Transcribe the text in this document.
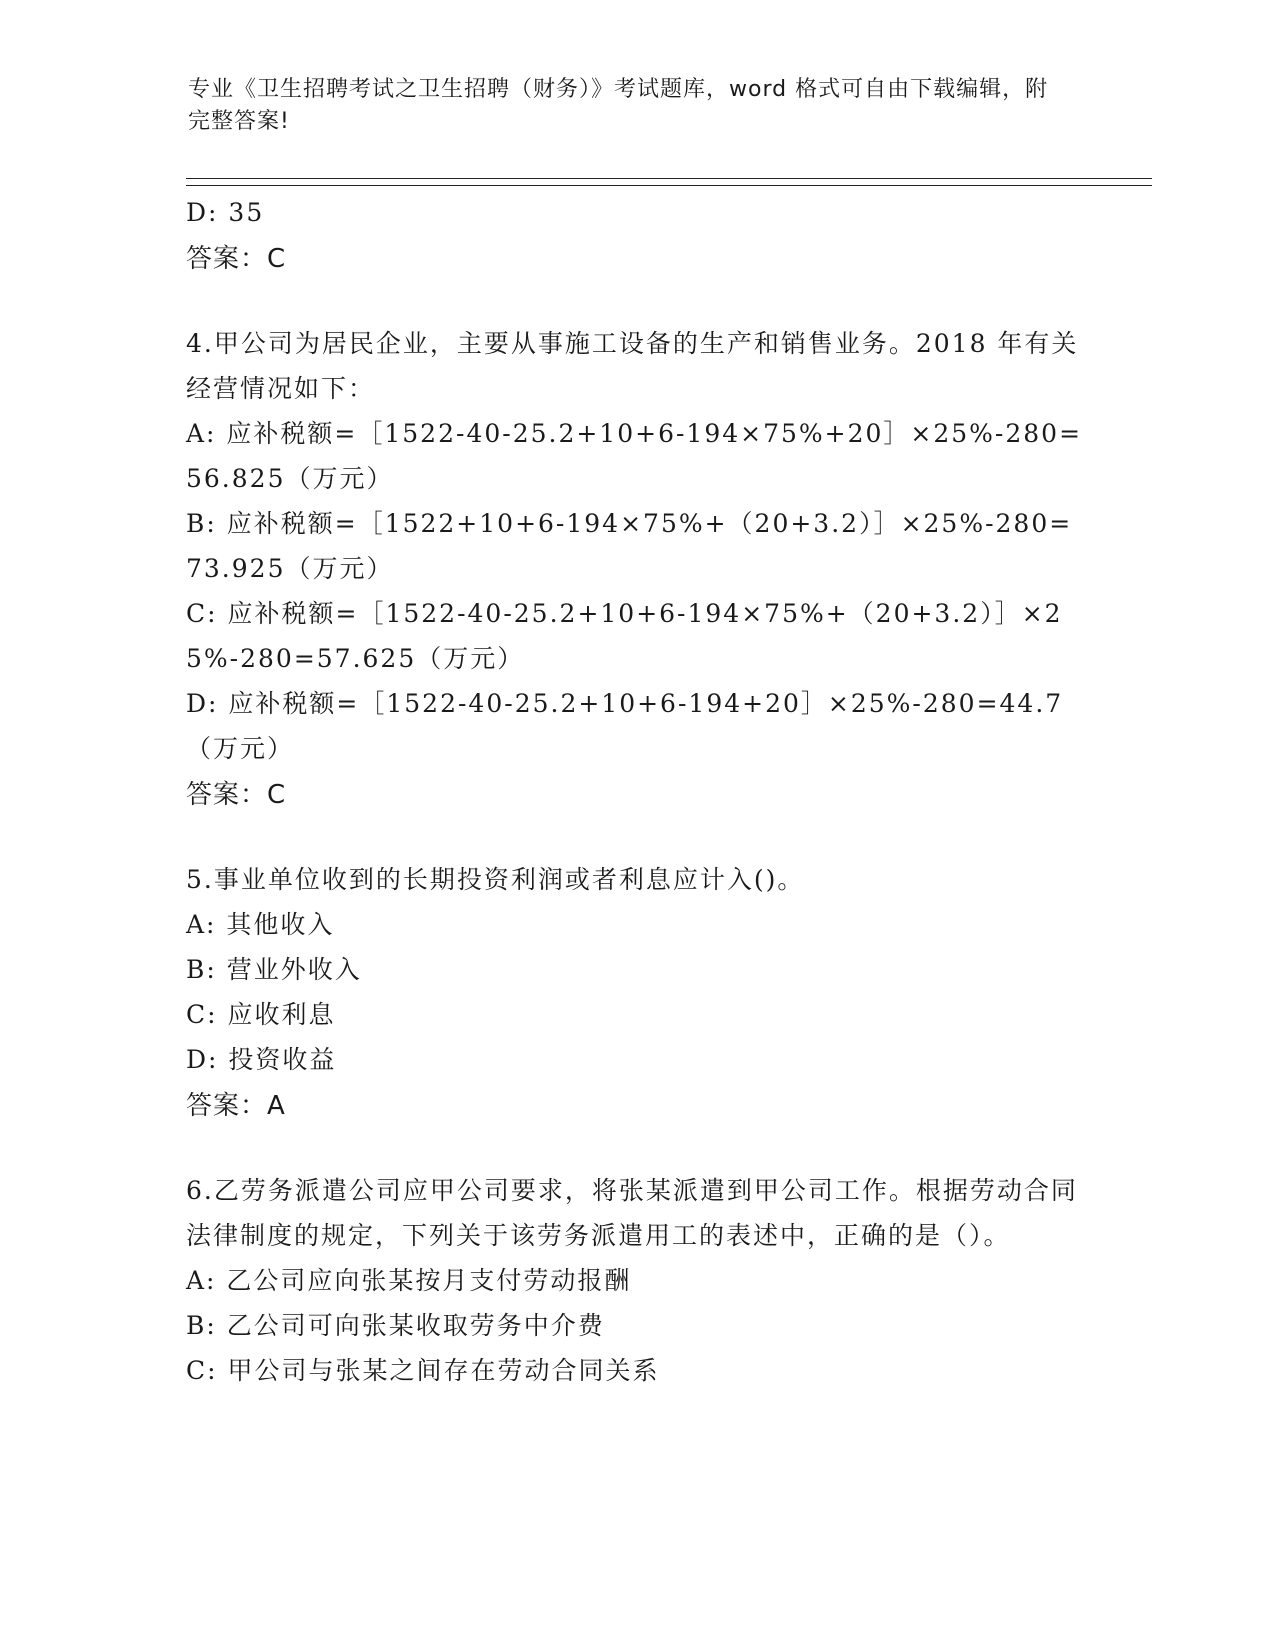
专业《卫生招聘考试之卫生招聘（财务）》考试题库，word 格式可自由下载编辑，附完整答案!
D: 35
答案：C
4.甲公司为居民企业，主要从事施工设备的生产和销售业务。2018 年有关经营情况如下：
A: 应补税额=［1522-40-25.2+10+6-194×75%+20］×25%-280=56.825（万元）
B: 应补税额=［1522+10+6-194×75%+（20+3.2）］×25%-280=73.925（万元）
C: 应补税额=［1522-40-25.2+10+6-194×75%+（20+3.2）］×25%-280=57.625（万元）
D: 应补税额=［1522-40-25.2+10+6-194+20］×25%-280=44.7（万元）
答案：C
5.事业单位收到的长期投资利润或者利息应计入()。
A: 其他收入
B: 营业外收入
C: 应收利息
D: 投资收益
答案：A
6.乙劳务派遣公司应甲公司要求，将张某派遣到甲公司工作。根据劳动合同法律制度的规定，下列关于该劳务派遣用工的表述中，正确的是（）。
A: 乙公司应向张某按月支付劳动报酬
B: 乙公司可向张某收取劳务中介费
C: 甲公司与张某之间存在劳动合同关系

============

**Requirements**
Copy each line containing the word "应补税额" from the data.

**Reply to the task**
A: 应补税额=［1522-40-25.2+10+6-194×75%+20］×25%-280=56.825（万元）
B: 应补税额=［1522+10+6-194×75%+（20+3.2）］×25%-280=73.925（万元）
C: 应补税额=［1522-40-25.2+10+6-194×75%+（20+3.2）］×25%-280=57.625（万元）
D: 应补税额=［1522-40-25.2+10+6-194+20］×25%-280=44.7（万元）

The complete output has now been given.